Select every line below containing the word "this".

########################################

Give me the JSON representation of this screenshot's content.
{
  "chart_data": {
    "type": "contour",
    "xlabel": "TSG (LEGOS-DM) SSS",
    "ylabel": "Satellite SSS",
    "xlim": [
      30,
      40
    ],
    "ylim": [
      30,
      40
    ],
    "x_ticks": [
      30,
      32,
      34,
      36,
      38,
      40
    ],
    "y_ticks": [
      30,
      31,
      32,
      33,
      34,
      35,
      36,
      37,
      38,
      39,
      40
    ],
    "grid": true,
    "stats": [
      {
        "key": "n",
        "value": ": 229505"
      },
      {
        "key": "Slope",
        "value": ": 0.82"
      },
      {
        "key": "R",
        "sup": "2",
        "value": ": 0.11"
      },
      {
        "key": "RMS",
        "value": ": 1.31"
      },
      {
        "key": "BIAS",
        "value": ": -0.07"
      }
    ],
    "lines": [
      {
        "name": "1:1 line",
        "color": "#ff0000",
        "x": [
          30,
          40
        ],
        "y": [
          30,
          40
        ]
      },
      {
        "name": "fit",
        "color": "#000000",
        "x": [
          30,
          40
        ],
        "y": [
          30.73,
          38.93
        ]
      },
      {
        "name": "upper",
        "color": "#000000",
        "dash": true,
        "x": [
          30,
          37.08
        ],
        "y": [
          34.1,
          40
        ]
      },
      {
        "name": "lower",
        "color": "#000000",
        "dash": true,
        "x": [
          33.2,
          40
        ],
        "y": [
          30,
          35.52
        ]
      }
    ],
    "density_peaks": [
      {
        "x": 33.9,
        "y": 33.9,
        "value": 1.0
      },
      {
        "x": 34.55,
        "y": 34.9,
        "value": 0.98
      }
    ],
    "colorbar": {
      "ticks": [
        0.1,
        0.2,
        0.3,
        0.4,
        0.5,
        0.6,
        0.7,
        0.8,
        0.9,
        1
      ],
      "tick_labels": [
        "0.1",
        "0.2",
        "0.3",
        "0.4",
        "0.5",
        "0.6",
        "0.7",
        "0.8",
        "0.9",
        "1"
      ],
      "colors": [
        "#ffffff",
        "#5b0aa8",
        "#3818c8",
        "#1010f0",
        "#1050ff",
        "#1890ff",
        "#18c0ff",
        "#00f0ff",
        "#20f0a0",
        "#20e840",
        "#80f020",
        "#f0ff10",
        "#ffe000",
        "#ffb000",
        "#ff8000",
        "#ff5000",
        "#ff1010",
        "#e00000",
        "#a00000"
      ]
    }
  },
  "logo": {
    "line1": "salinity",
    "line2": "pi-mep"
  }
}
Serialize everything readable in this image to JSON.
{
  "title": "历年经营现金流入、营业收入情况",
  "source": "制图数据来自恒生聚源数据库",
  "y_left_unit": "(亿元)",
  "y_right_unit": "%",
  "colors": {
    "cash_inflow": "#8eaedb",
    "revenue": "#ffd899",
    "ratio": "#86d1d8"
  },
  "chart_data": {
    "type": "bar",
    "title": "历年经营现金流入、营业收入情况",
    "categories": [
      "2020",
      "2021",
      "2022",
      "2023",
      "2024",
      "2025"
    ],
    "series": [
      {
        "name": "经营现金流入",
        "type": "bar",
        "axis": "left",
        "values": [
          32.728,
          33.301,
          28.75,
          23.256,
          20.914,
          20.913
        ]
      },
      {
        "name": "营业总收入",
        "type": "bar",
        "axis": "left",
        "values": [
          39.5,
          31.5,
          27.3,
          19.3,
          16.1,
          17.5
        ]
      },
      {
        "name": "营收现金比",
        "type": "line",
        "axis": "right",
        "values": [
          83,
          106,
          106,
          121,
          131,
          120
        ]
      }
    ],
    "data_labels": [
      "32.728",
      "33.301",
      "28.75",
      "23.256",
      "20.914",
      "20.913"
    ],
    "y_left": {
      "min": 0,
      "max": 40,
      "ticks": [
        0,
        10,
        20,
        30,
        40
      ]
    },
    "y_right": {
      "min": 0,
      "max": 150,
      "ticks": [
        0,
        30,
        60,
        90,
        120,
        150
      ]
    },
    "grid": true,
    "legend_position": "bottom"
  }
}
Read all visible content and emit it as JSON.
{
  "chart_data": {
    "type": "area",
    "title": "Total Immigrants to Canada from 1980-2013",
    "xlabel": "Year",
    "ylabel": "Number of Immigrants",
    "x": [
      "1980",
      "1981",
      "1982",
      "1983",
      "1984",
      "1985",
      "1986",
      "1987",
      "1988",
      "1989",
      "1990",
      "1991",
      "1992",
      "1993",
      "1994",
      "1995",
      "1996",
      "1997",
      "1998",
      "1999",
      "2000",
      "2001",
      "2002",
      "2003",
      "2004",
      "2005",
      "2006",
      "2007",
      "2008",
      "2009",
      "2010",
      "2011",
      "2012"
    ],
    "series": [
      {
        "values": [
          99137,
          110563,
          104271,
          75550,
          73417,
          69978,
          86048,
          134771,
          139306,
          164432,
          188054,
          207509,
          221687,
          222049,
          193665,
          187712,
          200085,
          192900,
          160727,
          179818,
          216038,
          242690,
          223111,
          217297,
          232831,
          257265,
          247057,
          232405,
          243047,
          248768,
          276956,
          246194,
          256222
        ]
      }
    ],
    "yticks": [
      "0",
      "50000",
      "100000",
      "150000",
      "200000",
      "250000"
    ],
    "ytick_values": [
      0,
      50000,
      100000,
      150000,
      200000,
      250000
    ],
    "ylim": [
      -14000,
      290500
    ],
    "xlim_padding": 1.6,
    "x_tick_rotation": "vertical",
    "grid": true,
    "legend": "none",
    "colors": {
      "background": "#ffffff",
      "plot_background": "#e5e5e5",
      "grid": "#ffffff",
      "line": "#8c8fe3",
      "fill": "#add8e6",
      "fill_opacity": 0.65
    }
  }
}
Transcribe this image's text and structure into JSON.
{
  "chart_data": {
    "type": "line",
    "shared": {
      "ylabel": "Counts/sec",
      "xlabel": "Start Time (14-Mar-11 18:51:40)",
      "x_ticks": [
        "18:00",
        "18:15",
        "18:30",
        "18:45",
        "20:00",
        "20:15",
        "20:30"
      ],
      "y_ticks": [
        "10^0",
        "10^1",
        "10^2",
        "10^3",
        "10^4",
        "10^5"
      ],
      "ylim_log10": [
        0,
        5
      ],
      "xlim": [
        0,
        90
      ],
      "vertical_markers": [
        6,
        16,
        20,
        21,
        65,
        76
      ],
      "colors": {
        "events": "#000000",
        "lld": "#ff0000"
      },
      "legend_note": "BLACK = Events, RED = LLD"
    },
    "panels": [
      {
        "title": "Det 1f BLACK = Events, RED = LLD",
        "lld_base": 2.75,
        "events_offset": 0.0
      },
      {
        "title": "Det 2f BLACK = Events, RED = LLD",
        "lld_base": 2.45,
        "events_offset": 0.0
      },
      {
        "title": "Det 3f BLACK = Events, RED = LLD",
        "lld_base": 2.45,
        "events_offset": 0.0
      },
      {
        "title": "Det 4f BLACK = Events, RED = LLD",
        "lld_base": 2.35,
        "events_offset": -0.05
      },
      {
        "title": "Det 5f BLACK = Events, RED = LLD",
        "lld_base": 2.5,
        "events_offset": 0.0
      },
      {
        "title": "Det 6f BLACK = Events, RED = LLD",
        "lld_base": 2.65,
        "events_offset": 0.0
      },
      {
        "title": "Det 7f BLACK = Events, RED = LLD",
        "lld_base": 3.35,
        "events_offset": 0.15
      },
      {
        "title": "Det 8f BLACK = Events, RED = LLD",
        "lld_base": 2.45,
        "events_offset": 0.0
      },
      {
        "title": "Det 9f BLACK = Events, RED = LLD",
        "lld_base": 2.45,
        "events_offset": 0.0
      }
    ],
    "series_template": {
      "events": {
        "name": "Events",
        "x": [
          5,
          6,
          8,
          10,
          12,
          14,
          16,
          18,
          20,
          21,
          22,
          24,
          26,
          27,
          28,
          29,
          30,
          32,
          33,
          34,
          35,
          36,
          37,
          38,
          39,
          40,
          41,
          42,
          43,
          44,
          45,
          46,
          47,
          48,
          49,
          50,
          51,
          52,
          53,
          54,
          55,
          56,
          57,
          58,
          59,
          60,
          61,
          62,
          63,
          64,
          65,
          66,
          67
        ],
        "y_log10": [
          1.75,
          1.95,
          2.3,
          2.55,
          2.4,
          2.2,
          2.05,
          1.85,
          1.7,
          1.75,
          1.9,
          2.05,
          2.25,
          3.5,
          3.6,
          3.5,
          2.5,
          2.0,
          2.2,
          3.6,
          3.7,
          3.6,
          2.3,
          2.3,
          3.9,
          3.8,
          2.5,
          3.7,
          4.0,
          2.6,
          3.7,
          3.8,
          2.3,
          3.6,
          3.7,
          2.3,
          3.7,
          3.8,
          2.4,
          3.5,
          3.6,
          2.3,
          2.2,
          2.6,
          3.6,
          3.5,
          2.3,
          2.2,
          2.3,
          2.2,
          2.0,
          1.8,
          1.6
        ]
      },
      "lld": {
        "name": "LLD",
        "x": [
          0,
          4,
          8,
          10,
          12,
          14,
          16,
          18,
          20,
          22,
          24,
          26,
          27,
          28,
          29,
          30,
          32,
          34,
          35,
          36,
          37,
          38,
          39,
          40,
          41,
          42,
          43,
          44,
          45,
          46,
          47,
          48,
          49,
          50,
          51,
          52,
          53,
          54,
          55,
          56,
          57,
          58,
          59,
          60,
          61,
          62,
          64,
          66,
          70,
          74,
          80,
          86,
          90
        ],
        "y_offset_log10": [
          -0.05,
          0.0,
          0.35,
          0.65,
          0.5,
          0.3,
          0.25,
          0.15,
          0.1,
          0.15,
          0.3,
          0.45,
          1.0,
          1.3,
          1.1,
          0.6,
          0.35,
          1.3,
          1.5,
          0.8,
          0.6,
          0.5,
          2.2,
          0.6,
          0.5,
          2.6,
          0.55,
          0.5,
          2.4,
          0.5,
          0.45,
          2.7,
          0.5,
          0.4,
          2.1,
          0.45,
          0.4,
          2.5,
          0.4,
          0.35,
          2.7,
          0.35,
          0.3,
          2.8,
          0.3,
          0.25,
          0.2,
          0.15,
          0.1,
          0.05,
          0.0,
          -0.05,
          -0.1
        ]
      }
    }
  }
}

########################################

[EXERCISE OUTPUT]
Give me the JSON representation of this screenshot's content.
Serialize everything readable in this image to JSON.
Transcribe this image's text and structure into JSON.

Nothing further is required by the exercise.